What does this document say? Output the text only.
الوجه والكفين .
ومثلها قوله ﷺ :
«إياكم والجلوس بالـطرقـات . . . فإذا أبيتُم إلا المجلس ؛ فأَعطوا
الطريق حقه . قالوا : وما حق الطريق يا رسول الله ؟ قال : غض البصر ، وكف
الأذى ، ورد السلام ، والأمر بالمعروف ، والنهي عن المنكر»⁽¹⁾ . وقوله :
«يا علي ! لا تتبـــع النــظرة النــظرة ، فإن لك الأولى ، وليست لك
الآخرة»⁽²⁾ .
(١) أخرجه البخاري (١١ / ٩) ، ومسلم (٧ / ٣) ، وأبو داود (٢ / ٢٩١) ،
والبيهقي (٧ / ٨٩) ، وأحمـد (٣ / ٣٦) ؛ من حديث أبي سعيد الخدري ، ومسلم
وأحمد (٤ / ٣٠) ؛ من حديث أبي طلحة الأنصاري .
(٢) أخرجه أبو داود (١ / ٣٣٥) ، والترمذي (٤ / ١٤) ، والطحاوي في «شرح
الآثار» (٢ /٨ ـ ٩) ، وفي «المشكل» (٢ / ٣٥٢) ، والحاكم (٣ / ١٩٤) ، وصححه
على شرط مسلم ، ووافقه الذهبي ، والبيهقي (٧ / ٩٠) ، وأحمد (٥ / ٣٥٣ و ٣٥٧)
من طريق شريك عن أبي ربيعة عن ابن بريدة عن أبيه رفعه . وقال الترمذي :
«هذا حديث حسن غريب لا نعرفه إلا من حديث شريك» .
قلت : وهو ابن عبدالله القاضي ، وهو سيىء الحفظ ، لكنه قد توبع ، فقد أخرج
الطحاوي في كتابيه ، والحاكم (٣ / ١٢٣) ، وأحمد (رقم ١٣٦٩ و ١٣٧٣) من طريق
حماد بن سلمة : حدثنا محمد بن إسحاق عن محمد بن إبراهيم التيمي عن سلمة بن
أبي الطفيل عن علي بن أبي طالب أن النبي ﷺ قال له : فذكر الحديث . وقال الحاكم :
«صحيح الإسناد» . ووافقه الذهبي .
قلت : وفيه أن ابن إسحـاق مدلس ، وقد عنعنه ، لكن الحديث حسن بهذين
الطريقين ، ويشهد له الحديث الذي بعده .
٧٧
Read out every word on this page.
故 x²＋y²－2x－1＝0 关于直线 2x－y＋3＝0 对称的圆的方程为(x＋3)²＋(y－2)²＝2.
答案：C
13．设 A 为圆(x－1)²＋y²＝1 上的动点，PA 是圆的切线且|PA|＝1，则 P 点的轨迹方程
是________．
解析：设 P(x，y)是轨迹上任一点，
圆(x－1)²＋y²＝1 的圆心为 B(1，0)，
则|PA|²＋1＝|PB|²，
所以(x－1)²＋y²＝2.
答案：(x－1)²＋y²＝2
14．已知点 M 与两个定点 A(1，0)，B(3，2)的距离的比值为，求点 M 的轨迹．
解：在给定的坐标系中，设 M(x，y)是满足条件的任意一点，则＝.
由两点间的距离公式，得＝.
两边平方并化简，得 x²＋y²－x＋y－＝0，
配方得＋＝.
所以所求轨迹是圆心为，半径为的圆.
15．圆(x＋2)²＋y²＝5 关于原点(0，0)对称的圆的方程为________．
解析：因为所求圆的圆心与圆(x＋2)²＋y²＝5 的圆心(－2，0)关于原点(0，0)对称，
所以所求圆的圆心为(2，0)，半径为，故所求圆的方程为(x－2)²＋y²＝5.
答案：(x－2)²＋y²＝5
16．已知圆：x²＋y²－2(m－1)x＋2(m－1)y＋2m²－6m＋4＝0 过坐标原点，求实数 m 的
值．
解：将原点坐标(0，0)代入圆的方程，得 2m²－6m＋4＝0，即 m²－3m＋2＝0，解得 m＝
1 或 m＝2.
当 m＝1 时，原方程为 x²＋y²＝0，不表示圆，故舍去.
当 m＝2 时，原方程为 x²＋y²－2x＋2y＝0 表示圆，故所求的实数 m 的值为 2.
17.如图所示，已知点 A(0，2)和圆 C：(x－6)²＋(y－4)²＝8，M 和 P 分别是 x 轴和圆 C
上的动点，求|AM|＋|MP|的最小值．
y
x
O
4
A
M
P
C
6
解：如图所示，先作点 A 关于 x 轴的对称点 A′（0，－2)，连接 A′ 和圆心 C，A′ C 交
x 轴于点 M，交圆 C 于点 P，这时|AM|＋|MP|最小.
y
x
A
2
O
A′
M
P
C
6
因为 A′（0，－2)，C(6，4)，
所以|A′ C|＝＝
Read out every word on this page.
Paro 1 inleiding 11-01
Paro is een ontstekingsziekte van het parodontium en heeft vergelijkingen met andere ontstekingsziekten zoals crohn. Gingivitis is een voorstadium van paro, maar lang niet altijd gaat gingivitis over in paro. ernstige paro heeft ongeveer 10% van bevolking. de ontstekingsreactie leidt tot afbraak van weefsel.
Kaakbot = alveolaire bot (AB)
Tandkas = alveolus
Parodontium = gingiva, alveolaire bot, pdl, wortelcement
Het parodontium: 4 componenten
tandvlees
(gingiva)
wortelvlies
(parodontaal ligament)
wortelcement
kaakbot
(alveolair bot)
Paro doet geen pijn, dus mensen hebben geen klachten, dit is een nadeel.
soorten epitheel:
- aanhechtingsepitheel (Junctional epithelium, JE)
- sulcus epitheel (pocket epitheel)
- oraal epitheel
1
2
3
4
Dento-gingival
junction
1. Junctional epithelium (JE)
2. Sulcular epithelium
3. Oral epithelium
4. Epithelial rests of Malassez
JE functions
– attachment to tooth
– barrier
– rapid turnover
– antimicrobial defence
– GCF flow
--------------------------------
Look through the data above. Copy every line with the string "وأحمد" in it.

وأحمد (٤ / ٣٠) ؛ من حديث أبي طلحة الأنصاري .
على شرط مسلم ، ووافقه الذهبي ، والبيهقي (٧ / ٩٠) ، وأحمد (٥ / ٣٥٣ و ٣٥٧)
الطحاوي في كتابيه ، والحاكم (٣ / ١٢٣) ، وأحمد (رقم ١٣٦٩ و ١٣٧٣) من طريق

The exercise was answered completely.